● **DATA PROVIDED**

START

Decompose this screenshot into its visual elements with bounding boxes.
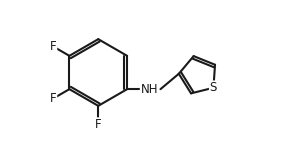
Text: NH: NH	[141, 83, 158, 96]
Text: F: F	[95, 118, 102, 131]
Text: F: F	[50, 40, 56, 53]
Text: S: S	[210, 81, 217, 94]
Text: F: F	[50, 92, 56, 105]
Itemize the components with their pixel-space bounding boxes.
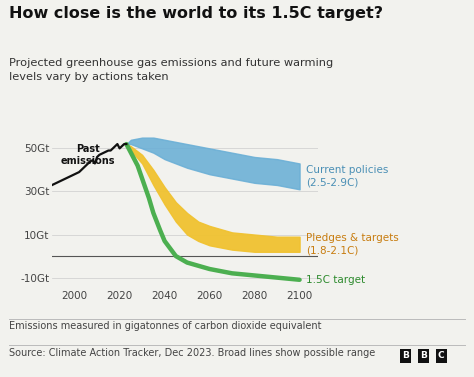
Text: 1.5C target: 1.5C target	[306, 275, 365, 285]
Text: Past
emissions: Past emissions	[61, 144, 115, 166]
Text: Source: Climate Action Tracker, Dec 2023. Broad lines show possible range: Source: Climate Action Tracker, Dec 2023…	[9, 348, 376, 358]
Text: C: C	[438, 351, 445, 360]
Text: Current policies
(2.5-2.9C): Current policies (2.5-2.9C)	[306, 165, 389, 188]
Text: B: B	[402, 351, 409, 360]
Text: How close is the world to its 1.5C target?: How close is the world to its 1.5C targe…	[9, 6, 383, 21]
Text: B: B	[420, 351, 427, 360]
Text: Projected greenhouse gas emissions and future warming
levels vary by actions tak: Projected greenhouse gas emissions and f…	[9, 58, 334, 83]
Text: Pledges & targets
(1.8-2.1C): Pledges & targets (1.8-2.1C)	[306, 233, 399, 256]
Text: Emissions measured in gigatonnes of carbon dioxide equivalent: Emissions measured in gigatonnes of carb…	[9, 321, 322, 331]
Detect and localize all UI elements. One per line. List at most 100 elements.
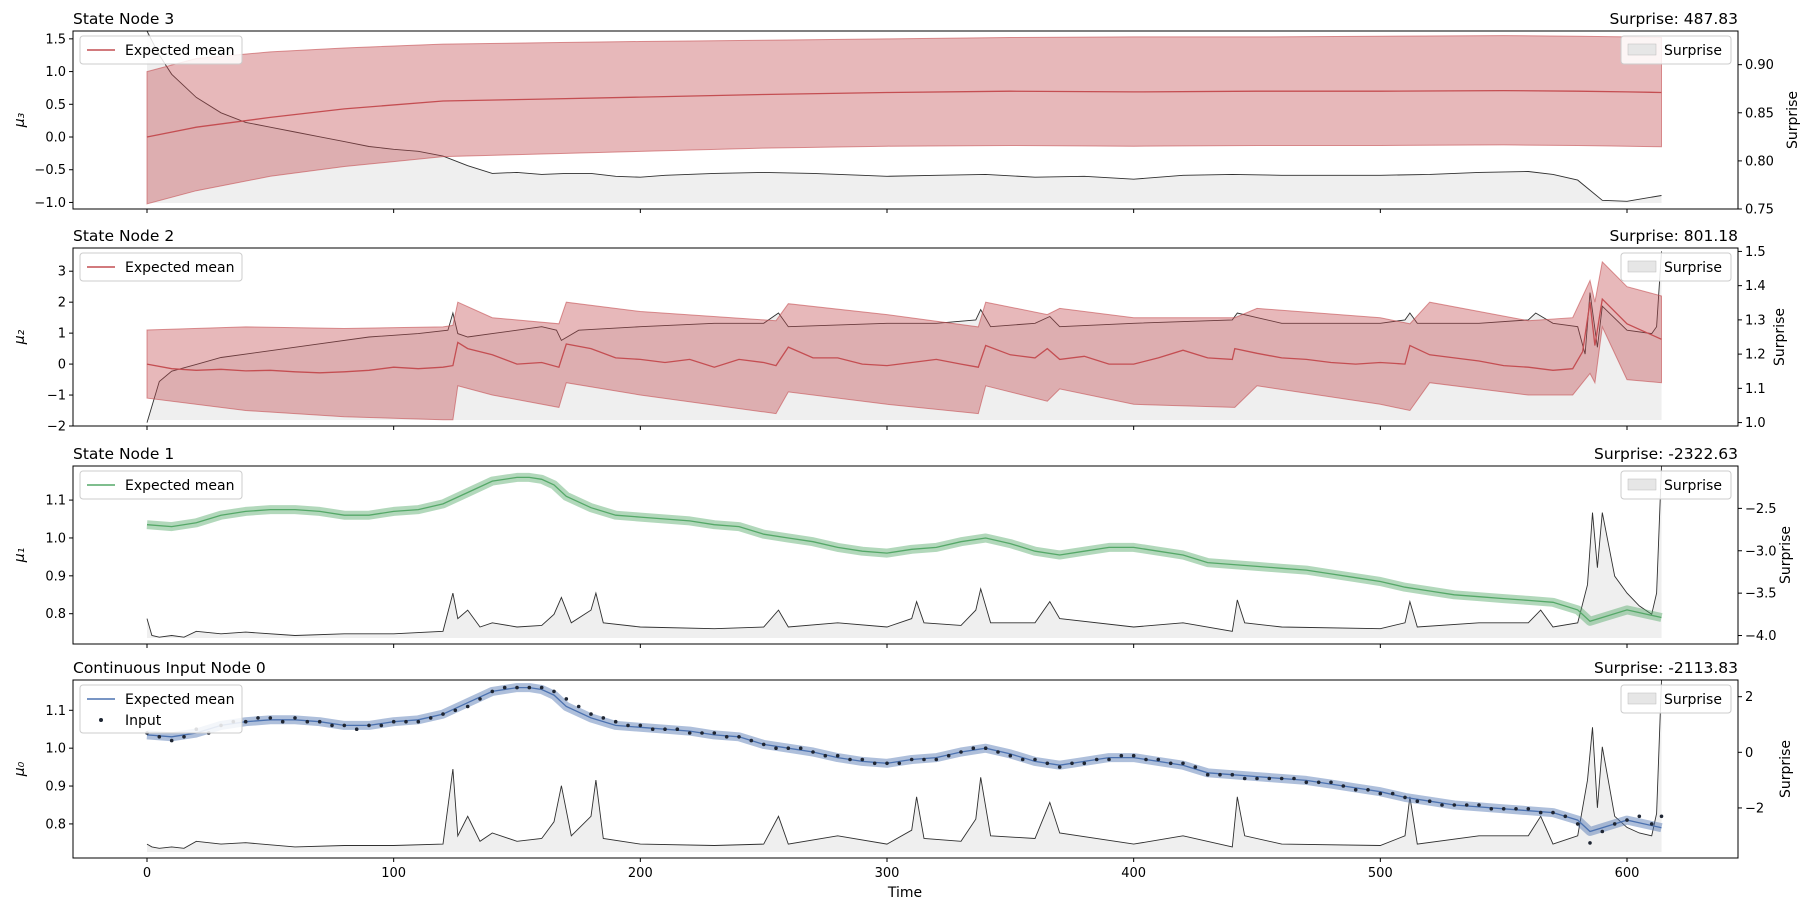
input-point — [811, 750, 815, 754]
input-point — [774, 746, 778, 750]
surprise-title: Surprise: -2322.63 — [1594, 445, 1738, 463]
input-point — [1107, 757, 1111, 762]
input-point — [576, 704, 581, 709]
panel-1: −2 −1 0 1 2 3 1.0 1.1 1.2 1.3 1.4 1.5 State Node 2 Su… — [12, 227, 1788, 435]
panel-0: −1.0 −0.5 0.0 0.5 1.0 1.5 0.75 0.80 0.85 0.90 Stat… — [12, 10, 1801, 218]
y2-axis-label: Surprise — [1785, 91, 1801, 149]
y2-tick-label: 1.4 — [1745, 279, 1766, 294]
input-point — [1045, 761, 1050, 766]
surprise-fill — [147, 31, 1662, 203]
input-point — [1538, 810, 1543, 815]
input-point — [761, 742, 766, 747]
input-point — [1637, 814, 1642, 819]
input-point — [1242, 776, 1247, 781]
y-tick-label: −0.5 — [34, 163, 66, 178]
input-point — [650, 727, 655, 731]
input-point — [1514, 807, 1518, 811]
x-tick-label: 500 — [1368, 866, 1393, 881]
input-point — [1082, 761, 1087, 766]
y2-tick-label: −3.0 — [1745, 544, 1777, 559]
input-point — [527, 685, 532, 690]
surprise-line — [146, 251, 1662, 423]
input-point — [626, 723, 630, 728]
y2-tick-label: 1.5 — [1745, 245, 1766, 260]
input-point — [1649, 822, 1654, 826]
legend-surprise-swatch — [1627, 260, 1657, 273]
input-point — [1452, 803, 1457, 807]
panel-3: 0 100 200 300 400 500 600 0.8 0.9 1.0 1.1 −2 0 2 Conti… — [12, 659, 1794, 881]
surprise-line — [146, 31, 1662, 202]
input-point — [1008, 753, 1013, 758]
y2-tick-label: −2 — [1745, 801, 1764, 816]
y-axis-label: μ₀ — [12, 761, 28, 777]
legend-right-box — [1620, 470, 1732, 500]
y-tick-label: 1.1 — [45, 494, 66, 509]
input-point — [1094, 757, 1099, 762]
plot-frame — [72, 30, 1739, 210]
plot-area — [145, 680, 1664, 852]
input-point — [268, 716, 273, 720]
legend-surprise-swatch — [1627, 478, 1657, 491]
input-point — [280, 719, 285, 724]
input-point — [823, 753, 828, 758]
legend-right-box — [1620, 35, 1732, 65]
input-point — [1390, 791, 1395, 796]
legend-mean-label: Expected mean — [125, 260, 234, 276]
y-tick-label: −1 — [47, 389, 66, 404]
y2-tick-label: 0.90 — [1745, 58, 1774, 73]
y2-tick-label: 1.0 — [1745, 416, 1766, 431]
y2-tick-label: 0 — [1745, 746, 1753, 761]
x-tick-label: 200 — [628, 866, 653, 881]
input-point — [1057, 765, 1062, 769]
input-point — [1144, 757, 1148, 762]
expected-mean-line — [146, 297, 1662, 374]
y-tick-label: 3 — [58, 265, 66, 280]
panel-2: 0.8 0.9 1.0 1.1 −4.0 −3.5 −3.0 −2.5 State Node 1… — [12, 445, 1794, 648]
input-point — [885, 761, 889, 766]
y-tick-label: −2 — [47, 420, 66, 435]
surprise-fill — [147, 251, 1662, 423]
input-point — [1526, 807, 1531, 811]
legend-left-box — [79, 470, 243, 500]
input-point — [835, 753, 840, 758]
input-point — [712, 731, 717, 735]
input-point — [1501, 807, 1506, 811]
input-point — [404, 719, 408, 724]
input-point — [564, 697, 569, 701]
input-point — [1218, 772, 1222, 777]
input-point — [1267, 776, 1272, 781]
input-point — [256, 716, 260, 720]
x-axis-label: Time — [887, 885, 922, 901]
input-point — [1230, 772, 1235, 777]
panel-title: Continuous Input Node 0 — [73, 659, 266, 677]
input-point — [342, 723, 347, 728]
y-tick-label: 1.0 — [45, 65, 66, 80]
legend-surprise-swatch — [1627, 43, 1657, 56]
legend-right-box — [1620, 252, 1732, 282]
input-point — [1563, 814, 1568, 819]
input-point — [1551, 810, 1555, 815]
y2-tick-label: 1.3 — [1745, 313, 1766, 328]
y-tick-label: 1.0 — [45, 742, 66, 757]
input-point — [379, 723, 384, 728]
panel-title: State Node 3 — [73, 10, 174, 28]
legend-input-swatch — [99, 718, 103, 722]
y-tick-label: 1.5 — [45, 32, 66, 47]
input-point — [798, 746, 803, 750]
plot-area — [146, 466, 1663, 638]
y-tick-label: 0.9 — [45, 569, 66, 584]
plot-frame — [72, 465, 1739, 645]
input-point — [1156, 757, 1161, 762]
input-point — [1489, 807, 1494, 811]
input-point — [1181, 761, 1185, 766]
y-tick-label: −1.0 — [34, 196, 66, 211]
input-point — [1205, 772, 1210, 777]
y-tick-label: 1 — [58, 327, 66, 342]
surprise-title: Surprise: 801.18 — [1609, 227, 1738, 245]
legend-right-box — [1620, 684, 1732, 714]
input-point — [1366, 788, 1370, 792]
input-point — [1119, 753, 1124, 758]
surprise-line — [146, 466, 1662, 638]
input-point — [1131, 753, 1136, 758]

END

● **WHAT IS REQUIRED**
Output all the rows above as a Markdown table with the columns Line No. and Content, giving each line its number and its text. Omit blank lines and leave out the pictures.

● **EXERCISE RESPONSE**
| Line No. | Content |
|---|---|
| 1 | Decompose this screenshot into its visual elements with bounding boxes. |
| 2 | Text: NH: NH	[141, 83, 158, 96] |
| 3 | Text: F: F	[95, 118, 102, 131] |
| 4 | Text: F: F	[50, 40, 56, 53] |
| 5 | Text: S: S	[210, 81, 217, 94] |
| 6 | Text: F: F	[50, 92, 56, 105] |
| 7 | Itemize the components with their pixel-space bounding boxes. |
| 8 | Text: 1.5C target: 1.5C target	[306, 275, 365, 285] |
| 9 | Text: Past |
| 10 | emissions: Past emissions	[61, 144, 115, 166] |
| 11 | Text: Source: Climate Action Tracker, Dec 2023. Broad lines show possible range: Source: Climate Action Tracker, Dec 2023…	[9, 348, 376, 358] |
| 12 | Text: C: C	[438, 351, 445, 360] |
| 13 | Text: Current policies |
| 14 | (2.5-2.9C): Current policies (2.5-2.9C)	[306, 165, 389, 188] |
| 15 | Text: B: B	[402, 351, 409, 360] |
| 16 | Text: How close is the world to its 1.5C target?: How close is the world to its 1.5C targe…	[9, 6, 383, 21] |
| 17 | Text: B: B	[420, 351, 427, 360] |
| 18 | Text: Projected greenhouse gas emissions and future warming |
| 19 | levels vary by actions tak: Projected greenhouse gas emissions and f…	[9, 58, 334, 83] |
| 20 | Text: Pledges & targets |
| 21 | (1.8-2.1C): Pledges & targets (1.8-2.1C)	[306, 233, 399, 256] |
| 22 | Text: Emissions measured in gigatonnes of carbon dioxide equivalent: Emissions measured in gigatonnes of carb…	[9, 321, 322, 331] |
| 23 | Detect and localize all UI elements. One per line. List at most 100 elements. |
| 24 | input-point — [811, 750, 815, 754] |
| 25 | input-point — [774, 746, 778, 750] |
| 26 | surprise-title: Surprise: -2322.63 — [1594, 445, 1738, 463] |
| 27 | input-point — [1107, 757, 1111, 762] |
| 28 | input-point — [576, 704, 581, 709] |
| 29 | panel-1: −2 −1 0 1 2 3 1.0 1.1 1.2 1.3 1.4 1.5 State Node 2 Su… — [12, 227, 1788, 435] |
| 30 | panel-0: −1.0 −0.5 0.0 0.5 1.0 1.5 0.75 0.80 0.85 0.90 Stat… — [12, 10, 1801, 218] |
| 31 | y2-axis-label: Surprise — [1785, 91, 1801, 149] |
| 32 | y2-tick-label: 1.4 — [1745, 279, 1766, 294] |
| 33 | input-point — [1045, 761, 1050, 766] |
| 34 | surprise-fill — [147, 31, 1662, 203] |
| 35 | input-point — [1538, 810, 1543, 815] |
| 36 | input-point — [761, 742, 766, 747] |
| 37 | input-point — [1637, 814, 1642, 819] |
| 38 | input-point — [1242, 776, 1247, 781] |
| 39 | y-tick-label: −0.5 — [34, 163, 66, 178] |
| 40 | input-point — [650, 727, 655, 731] |
| 41 | input-point — [1514, 807, 1518, 811] |
| 42 | x-tick-label: 500 — [1368, 866, 1393, 881] |
| 43 | input-point — [1082, 761, 1087, 766] |
| 44 | y2-tick-label: −3.0 — [1745, 544, 1777, 559] |
| 45 | input-point — [527, 685, 532, 690] |
| 46 | surprise-line — [146, 251, 1662, 423] |
| 47 | input-point — [626, 723, 630, 728] |
| 48 | y2-tick-label: 1.5 — [1745, 245, 1766, 260] |
| 49 | input-point — [1649, 822, 1654, 826] |
| 50 | legend-surprise-swatch — [1627, 260, 1657, 273] |
| 51 | input-point — [1452, 803, 1457, 807] |
| 52 | panel-3: 0 100 200 300 400 500 600 0.8 0.9 1.0 1.1 −2 0 2 Conti… — [12, 659, 1794, 881] |
| 53 | surprise-line — [146, 31, 1662, 202] |
| 54 | input-point — [1008, 753, 1013, 758] |
| 55 | y2-tick-label: −2 — [1745, 801, 1764, 816] |
| 56 | y-axis-label: μ₀ — [12, 761, 28, 777] |
| 57 | legend-right-box — [1620, 470, 1732, 500] |
| 58 | y-tick-label: 1.1 — [45, 494, 66, 509] |
| 59 | input-point — [1094, 757, 1099, 762] |
| 60 | plot-frame — [72, 30, 1739, 210] |
| 61 | plot-area — [145, 680, 1664, 852] |
| 62 | input-point — [268, 716, 273, 720] |
| 63 | legend-surprise-swatch — [1627, 478, 1657, 491] |
| 64 | input-point — [280, 719, 285, 724] |
| 65 | input-point — [823, 753, 828, 758] |
| 66 | legend-right-box — [1620, 35, 1732, 65] |
| 67 | input-point — [1390, 791, 1395, 796] |
| 68 | legend-mean-label: Expected mean — [125, 260, 234, 276] |
| 69 | y-tick-label: −1 — [47, 389, 66, 404] |
| 70 | y2-tick-label: 0.90 — [1745, 58, 1774, 73] |
| 71 | y2-tick-label: 1.0 — [1745, 416, 1766, 431] |
| 72 | y2-tick-label: 0 — [1745, 746, 1753, 761] |
| 73 | x-tick-label: 200 — [628, 866, 653, 881] |
| 74 | input-point — [1057, 765, 1062, 769] |
| 75 | input-point — [1144, 757, 1148, 762] |
| 76 | expected-mean-line — [146, 297, 1662, 374] |
| 77 | y-tick-label: 3 — [58, 265, 66, 280] |
| 78 | panel-2: 0.8 0.9 1.0 1.1 −4.0 −3.5 −3.0 −2.5 State Node 1… — [12, 445, 1794, 648] |
| 79 | input-point — [885, 761, 889, 766] |
| 80 | y-tick-label: −2 — [47, 420, 66, 435] |
| 81 | surprise-fill — [147, 251, 1662, 423] |
| 82 | input-point — [1526, 807, 1531, 811] |
| 83 | legend-left-box — [79, 470, 243, 500] |
| 84 | input-point — [835, 753, 840, 758] |
| 85 | input-point — [712, 731, 717, 735] |
| 86 | input-point — [1501, 807, 1506, 811] |
| 87 | input-point — [404, 719, 408, 724] |
| 88 | input-point — [564, 697, 569, 701] |
| 89 | input-point — [1218, 772, 1222, 777] |
| 90 | input-point — [1267, 776, 1272, 781] |
| 91 | input-point — [256, 716, 260, 720] |
| 92 | x-axis-label: Time — [887, 885, 922, 901] |
| 93 | input-point — [1230, 772, 1235, 777] |
| 94 | panel-title: Continuous Input Node 0 — [73, 659, 266, 677] |
| 95 | input-point — [342, 723, 347, 728] |
| 96 | y-tick-label: 1.0 — [45, 65, 66, 80] |
| 97 | legend-surprise-swatch — [1627, 43, 1657, 56] |
| 98 | legend-right-box — [1620, 252, 1732, 282] |
| 99 | input-point — [1563, 814, 1568, 819] |
| 100 | input-point — [1551, 810, 1555, 815] |
| 101 | y2-tick-label: 1.3 — [1745, 313, 1766, 328] |
| 102 | y-tick-label: 1.0 — [45, 742, 66, 757] |
| 103 | input-point — [379, 723, 384, 728] |
| 104 | panel-title: State Node 3 — [73, 10, 174, 28] |
| 105 | legend-input-swatch — [99, 718, 103, 722] |
| 106 | y-tick-label: 1.5 — [45, 32, 66, 47] |
| 107 | input-point — [798, 746, 803, 750] |
| 108 | plot-area — [146, 466, 1663, 638] |
| 109 | y-tick-label: 0.9 — [45, 569, 66, 584] |
| 110 | plot-frame — [72, 465, 1739, 645] |
| 111 | input-point — [1156, 757, 1161, 762] |
| 112 | input-point — [1489, 807, 1494, 811] |
| 113 | input-point — [1181, 761, 1185, 766] |
| 114 | y-tick-label: −1.0 — [34, 196, 66, 211] |
| 115 | input-point — [1205, 772, 1210, 777] |
| 116 | y-tick-label: 1 — [58, 327, 66, 342] |
| 117 | surprise-title: Surprise: 801.18 — [1609, 227, 1738, 245] |
| 118 | legend-right-box — [1620, 684, 1732, 714] |
| 119 | input-point — [1366, 788, 1370, 792] |
| 120 | input-point — [1119, 753, 1124, 758] |
| 121 | surprise-line — [146, 466, 1662, 638] |
| 122 | input-point — [1131, 753, 1136, 758] |